EXTRAIT CITÉ »
Le manifeste

Une maison de soin, pas de volume.

Émile-Paul Frères rétablit des textes du domaine public, parus chez la maison historique entre 1913 et 1938, avec le soin de l'objet et l'exigence du texte.

La maison ne cherche pas le volume. Un petit catalogue choisi vaut mieux qu'un mur de titres. Chaque ouvrage est tenu pour une pièce, depuis la composition jusqu'à la couverture.

Ses collections sont nommées, parce qu'un livre appartient à une ligne et à une histoire. Le patrimoine y dialogue avec les écritures d'aujourd'hui.

Le texte d'abord. L'objet qui lui est dû. Rien de superflu.

Concrètement, cela tient en une méthode. 44 titres sont annoncés, tous dans le domaine public, chacun rattaché à sa notice du catalogue général de la Bibliothèque nationale de France, qui est donnée en clair sur sa fiche. Le texte est recomposé d'après l'édition d'origine, et rien d'autre n'est repris : ni le frontispice d'époque, ni l'appareil critique, qui suivent leurs propres auteurs et souvent leurs propres durées.

OBJECTIF DE L'EXERCICE » Transcrivez fidèlement le passage du manifeste qui commence par « Une maison de » et s'achève par « l'exigence du texte. ». La liste qui suit ne joue aucun rôle dans cet exercice.

DONNÉES FOURNIES »
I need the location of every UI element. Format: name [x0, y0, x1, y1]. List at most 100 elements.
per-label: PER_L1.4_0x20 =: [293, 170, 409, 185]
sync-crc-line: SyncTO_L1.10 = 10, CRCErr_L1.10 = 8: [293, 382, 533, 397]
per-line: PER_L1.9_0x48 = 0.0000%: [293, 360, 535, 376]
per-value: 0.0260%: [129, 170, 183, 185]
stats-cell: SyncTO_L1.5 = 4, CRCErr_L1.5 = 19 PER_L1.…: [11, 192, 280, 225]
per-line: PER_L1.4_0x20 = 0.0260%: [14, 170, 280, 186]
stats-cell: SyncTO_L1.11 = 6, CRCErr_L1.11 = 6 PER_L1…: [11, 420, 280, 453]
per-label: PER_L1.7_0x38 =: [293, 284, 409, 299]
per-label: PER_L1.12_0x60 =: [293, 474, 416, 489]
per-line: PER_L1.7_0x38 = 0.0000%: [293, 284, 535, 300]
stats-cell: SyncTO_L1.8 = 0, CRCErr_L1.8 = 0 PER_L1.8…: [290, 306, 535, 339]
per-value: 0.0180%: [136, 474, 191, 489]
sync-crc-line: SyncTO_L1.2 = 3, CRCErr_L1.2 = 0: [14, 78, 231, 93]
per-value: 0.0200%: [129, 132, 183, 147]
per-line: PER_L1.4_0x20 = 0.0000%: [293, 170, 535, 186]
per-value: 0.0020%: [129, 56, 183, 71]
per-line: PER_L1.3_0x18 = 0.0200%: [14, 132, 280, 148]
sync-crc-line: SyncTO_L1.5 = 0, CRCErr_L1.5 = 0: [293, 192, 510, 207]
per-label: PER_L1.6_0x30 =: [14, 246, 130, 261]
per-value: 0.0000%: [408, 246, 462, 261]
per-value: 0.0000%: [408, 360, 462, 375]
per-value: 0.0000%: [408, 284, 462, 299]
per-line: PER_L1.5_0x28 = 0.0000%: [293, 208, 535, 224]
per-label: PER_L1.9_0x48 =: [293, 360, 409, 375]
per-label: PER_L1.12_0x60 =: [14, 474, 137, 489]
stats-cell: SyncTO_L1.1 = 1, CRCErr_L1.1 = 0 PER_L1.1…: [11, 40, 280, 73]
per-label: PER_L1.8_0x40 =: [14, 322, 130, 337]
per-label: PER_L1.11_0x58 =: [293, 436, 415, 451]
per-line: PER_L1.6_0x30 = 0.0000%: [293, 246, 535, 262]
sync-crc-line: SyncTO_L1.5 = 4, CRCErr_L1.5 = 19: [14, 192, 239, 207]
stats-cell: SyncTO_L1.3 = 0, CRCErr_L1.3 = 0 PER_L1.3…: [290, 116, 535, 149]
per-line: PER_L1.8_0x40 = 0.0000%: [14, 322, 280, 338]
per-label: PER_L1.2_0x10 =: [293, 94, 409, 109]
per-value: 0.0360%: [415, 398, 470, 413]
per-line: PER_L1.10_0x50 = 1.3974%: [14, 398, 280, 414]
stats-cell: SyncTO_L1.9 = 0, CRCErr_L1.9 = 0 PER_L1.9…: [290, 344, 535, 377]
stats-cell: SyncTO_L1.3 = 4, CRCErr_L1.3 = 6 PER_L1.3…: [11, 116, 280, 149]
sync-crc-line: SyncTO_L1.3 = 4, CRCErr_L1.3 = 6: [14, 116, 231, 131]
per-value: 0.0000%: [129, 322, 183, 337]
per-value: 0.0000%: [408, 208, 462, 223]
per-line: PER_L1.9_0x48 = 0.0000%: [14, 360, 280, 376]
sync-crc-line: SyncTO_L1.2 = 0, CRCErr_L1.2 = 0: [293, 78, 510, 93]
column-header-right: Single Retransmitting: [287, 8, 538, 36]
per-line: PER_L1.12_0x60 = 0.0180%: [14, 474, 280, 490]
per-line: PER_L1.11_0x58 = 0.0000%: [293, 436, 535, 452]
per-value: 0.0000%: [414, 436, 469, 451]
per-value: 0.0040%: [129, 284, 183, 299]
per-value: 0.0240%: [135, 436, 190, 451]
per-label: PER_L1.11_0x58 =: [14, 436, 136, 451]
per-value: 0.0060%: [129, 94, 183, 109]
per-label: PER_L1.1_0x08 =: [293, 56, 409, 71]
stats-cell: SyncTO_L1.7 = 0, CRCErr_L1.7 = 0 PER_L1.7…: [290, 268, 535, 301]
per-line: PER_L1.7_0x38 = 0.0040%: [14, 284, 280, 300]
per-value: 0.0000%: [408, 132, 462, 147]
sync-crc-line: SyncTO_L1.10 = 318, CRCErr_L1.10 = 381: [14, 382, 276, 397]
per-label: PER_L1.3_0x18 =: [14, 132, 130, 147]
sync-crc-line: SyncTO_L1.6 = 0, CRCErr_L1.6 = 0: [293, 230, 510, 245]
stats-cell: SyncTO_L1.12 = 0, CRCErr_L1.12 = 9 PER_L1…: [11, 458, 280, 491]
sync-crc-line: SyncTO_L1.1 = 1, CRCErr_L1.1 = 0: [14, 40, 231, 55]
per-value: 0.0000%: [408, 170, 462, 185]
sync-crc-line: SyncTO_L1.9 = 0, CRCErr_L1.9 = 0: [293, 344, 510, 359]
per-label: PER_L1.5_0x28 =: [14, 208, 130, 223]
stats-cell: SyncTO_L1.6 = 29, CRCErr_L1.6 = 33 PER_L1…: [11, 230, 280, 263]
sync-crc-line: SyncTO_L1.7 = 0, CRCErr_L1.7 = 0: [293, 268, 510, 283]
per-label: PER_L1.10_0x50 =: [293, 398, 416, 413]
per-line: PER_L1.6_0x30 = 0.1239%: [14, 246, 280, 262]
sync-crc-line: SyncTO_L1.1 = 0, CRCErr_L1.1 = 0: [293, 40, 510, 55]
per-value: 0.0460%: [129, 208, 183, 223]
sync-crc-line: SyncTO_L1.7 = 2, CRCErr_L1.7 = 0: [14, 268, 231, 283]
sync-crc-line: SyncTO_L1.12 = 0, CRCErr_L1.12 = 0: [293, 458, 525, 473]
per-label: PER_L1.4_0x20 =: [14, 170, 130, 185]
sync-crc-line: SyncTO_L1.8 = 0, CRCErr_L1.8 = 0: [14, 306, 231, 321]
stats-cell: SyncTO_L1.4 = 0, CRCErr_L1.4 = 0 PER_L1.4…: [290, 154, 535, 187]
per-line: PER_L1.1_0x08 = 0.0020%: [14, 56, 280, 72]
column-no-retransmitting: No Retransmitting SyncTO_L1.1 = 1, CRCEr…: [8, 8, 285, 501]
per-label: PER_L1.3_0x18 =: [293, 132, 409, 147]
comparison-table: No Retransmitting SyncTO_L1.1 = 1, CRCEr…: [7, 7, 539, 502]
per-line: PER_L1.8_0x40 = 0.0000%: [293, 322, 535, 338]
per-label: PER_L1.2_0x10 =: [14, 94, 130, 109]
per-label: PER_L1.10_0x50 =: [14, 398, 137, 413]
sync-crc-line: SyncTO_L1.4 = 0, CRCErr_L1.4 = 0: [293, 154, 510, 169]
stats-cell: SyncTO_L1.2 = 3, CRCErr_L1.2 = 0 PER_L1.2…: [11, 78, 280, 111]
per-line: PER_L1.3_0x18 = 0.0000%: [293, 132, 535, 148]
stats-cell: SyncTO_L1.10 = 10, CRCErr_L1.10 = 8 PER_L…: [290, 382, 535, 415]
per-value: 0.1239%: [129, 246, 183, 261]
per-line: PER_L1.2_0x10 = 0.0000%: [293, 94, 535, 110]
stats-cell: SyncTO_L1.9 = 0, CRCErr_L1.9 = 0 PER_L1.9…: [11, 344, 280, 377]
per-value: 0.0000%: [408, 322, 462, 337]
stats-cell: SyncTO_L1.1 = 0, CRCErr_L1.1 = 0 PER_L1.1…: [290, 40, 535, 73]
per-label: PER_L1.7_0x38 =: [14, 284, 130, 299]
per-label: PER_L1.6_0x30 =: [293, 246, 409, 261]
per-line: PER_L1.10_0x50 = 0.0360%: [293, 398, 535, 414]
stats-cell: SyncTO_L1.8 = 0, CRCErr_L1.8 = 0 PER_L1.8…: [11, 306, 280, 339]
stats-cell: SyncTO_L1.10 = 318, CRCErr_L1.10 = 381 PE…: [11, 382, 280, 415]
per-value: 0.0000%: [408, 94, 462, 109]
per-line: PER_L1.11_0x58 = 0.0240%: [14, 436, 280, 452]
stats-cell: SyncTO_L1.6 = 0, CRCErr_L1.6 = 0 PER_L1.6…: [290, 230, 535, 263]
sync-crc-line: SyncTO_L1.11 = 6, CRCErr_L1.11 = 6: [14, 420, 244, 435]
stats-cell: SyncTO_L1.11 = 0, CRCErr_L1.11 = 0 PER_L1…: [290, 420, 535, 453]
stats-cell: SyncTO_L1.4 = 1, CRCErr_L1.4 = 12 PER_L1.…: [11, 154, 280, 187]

CORRIGÉ DÉTAILLÉ »
Une maison de soin, pas de volume.

Émile-Paul Frères rétablit des textes du domaine public, parus chez la maison historique entre 1913 et 1938, avec le soin de l'objet et l'exigence du texte.